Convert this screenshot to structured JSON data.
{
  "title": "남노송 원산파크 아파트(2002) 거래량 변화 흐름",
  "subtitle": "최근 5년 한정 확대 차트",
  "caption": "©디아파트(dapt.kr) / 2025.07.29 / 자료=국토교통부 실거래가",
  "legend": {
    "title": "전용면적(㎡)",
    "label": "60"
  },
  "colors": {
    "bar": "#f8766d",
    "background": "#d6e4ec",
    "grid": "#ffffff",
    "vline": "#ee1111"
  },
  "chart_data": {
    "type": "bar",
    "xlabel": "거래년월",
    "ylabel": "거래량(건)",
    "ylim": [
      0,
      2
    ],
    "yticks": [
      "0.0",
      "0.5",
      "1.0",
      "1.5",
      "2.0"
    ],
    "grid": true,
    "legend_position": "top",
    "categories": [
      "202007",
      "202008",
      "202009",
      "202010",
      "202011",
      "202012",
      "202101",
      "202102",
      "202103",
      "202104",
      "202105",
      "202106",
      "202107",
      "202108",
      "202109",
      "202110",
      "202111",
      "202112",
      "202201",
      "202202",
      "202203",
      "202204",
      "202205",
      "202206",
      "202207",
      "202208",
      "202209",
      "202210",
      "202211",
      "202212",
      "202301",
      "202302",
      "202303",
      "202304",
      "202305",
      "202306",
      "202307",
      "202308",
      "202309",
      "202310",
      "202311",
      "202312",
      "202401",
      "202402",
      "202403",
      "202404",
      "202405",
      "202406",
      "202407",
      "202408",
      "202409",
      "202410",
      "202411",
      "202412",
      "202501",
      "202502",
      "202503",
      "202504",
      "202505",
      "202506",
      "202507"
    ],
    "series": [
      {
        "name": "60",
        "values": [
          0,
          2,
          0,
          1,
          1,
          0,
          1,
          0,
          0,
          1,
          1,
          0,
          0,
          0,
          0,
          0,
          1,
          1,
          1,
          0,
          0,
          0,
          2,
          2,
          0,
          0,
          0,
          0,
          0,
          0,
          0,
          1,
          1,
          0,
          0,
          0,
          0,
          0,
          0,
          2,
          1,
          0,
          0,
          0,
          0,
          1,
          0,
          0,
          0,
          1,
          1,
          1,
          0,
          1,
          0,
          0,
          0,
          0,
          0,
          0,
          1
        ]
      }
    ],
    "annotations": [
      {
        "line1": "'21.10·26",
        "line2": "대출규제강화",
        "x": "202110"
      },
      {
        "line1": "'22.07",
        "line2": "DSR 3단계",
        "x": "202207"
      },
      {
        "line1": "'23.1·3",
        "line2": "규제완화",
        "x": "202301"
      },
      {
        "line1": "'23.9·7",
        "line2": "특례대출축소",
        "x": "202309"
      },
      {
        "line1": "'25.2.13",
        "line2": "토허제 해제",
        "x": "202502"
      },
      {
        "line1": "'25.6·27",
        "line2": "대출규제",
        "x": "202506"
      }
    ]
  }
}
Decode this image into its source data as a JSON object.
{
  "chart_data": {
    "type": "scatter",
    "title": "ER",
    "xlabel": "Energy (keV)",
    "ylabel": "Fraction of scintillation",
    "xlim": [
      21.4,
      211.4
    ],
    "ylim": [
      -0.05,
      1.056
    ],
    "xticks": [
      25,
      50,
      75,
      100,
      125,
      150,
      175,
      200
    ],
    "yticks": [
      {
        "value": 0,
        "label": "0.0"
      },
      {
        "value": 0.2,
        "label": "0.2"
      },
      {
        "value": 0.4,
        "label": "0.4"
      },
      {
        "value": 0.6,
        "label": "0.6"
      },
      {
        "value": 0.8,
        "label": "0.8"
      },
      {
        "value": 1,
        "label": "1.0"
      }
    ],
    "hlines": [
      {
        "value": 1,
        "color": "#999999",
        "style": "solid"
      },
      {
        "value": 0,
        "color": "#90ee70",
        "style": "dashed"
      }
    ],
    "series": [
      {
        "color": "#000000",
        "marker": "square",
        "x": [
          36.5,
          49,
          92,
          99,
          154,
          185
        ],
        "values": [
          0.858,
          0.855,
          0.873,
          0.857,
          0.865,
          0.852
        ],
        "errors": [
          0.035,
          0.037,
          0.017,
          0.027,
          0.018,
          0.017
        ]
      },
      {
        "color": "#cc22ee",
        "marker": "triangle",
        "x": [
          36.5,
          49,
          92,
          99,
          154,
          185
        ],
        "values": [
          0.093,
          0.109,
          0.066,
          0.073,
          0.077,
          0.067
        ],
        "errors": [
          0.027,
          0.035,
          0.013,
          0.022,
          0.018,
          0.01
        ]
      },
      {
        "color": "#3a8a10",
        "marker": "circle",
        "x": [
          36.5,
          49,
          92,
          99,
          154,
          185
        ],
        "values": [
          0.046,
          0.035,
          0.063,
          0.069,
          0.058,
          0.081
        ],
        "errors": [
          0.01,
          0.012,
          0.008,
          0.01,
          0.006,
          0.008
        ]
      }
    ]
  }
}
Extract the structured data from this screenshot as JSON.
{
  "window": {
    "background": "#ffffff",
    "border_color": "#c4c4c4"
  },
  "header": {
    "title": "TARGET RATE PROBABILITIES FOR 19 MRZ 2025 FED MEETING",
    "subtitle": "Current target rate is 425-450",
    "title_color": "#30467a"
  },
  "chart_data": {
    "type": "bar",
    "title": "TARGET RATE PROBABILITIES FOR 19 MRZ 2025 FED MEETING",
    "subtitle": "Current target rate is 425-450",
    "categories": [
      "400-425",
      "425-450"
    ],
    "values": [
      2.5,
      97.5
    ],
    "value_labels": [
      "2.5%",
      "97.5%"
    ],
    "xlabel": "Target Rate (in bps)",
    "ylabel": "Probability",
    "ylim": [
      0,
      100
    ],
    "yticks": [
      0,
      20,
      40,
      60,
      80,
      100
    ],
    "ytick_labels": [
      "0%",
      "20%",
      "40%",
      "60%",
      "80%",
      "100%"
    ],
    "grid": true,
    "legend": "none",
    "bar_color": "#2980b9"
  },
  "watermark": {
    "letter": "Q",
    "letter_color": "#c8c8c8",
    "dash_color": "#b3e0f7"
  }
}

--- --- ---

EXERCISE PROMPT: Collect every line from the records above that contains the word "structured".

RESULT OF THIS EXERCISE:
Convert this screenshot to structured JSON data.
Extract the structured data from this screenshot as JSON.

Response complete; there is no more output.